(INFORMATION SHOWN)
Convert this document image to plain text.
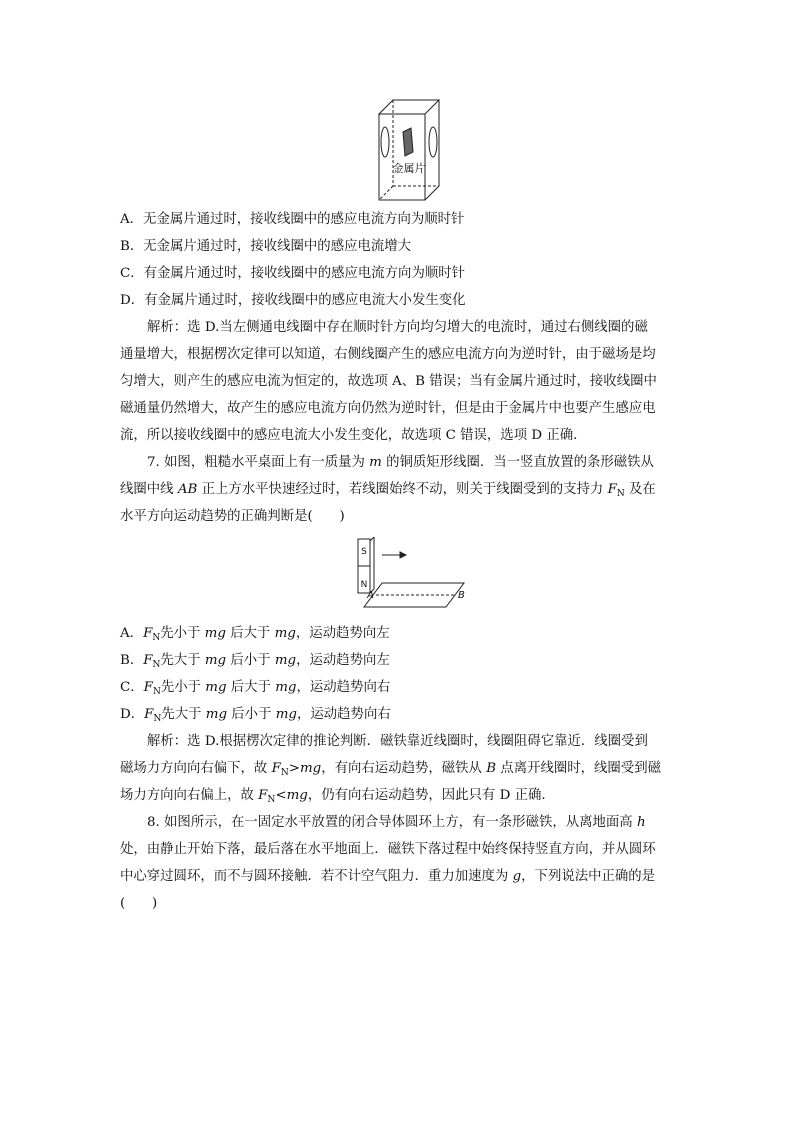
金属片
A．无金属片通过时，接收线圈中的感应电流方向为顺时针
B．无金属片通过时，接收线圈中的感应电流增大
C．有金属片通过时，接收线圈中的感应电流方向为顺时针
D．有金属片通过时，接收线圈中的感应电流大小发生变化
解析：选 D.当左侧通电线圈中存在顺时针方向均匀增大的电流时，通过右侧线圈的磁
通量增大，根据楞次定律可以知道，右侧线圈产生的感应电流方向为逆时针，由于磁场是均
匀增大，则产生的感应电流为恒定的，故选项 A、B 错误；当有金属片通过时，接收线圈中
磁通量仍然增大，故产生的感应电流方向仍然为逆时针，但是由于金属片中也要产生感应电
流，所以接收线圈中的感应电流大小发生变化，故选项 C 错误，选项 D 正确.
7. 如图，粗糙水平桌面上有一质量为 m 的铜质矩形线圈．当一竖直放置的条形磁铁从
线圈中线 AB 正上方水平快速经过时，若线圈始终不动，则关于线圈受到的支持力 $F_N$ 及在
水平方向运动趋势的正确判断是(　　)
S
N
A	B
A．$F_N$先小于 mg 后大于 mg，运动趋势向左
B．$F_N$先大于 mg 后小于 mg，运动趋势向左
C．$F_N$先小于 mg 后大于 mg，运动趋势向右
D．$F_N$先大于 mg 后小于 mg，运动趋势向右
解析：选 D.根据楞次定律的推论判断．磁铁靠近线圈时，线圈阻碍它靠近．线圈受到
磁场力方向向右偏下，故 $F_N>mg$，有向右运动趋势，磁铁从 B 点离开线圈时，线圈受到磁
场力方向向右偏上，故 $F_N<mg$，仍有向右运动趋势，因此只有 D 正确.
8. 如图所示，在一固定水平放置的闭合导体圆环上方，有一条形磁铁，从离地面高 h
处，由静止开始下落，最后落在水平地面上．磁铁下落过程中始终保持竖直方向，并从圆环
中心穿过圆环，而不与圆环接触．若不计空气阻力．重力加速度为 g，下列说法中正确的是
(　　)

* * *

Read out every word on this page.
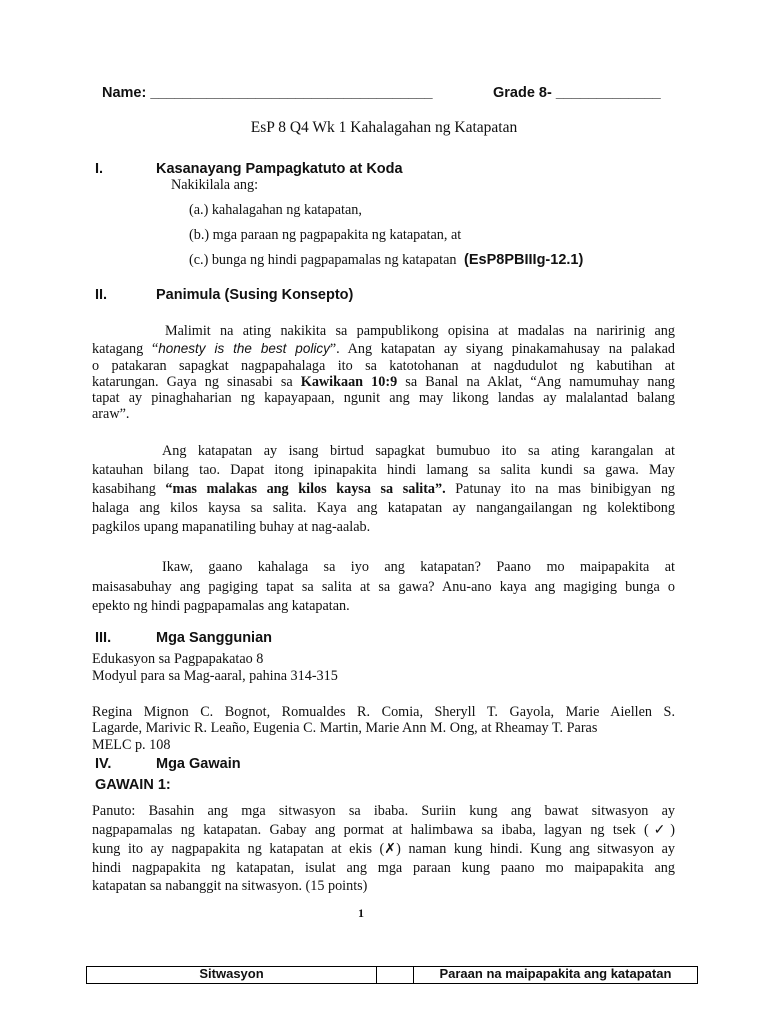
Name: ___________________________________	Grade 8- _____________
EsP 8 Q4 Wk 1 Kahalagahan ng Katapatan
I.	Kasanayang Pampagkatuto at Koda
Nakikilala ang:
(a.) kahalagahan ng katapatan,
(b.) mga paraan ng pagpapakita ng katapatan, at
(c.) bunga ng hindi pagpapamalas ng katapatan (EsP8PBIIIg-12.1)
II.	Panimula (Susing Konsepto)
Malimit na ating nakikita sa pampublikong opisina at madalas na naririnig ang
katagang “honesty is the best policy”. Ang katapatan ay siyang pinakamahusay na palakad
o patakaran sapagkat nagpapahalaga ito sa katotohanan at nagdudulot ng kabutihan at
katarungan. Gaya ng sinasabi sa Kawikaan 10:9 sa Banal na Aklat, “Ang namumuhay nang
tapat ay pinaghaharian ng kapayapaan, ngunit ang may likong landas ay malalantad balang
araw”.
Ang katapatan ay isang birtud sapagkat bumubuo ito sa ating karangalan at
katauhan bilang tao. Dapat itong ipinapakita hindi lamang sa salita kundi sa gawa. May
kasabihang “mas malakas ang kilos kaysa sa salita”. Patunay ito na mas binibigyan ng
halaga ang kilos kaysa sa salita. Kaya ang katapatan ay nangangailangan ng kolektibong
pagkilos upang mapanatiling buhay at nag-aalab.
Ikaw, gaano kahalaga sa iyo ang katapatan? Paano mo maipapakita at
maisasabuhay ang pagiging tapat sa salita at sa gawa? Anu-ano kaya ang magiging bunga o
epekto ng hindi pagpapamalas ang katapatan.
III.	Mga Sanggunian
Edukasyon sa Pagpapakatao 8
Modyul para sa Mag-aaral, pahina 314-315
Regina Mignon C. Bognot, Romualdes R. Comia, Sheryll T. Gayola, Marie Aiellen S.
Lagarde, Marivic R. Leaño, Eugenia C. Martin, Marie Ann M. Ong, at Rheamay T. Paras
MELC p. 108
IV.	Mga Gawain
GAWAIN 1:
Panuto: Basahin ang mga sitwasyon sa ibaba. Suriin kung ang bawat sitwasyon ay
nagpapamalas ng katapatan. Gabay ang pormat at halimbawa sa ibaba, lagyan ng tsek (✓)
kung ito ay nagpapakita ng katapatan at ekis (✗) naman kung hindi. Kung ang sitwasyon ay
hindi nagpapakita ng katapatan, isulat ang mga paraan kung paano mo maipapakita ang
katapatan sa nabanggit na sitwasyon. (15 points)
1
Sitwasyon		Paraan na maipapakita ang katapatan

(EXERCISE AIM) What is the number of lines above that contain "ating"? Answer with that number only.

(SOLVED PROBLEM) 2